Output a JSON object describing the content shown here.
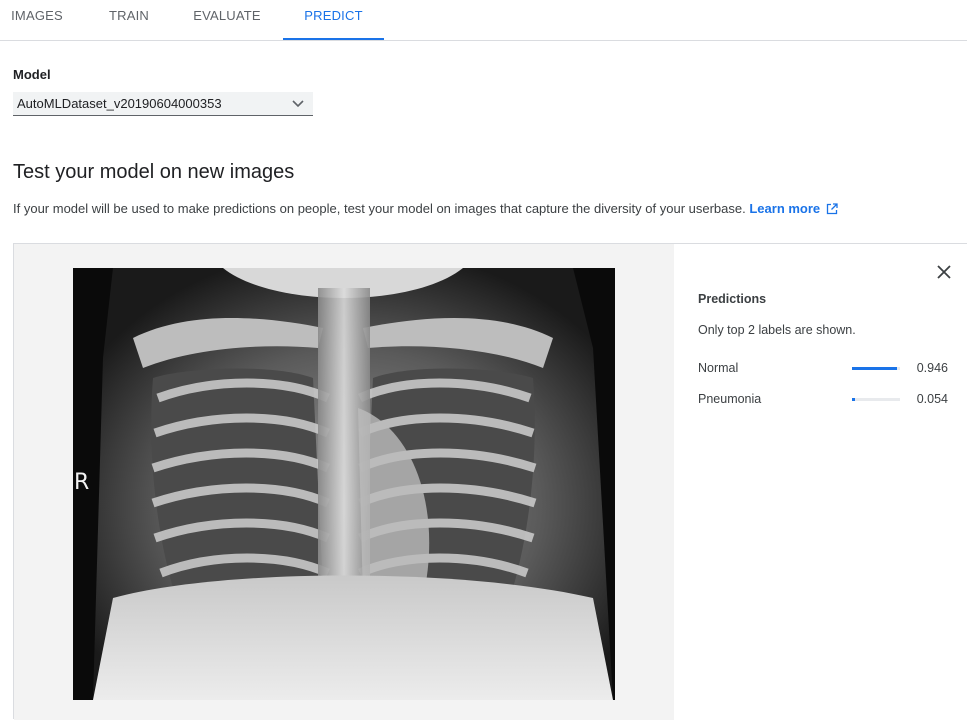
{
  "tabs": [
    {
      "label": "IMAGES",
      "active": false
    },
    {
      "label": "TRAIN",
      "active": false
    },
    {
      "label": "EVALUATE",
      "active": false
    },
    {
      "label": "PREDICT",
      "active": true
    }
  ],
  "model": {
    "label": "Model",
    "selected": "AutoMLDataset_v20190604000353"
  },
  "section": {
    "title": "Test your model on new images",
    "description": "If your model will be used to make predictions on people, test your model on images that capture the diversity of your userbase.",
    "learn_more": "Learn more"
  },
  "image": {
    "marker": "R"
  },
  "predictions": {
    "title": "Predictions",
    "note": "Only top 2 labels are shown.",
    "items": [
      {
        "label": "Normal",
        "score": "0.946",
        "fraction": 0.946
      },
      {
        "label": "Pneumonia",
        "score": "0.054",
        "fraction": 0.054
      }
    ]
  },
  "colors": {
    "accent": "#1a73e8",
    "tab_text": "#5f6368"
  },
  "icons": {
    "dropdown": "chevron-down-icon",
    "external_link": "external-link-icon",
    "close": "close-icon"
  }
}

* * *

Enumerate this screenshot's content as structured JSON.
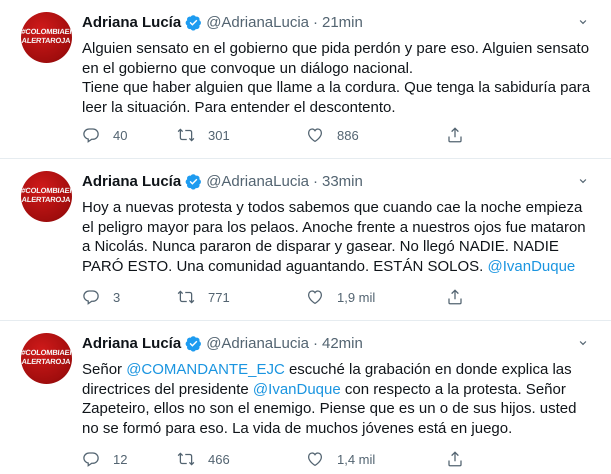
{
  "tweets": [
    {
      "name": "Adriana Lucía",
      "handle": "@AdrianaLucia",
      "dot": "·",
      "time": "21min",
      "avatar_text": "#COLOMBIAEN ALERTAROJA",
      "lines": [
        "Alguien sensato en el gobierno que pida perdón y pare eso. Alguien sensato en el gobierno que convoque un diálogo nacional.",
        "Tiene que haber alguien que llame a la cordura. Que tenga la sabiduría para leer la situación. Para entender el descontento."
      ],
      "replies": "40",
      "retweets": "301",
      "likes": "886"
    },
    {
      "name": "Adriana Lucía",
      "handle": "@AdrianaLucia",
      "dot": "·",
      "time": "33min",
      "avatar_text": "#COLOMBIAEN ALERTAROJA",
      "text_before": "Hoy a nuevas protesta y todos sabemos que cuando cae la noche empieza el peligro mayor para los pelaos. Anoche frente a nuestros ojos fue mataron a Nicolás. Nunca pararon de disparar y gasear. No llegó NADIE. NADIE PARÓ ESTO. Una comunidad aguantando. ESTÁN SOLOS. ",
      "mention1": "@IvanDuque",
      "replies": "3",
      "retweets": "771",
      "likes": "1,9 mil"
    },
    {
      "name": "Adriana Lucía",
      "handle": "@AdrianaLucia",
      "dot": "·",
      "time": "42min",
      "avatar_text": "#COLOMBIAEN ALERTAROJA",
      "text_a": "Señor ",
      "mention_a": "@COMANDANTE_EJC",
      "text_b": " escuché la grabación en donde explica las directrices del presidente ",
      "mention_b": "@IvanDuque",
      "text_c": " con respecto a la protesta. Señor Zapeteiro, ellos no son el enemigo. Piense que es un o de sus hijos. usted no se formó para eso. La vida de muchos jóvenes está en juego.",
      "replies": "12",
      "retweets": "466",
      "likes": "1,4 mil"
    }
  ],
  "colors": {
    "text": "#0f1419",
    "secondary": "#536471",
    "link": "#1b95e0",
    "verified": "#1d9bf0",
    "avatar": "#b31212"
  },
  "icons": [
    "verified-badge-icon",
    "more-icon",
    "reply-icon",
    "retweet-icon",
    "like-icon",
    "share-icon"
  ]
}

— Task objective —
Using the records above, select and copy every line that has the word "title".

— Solution —
    "title": "Test your model on new images",
    "title": "Predictions",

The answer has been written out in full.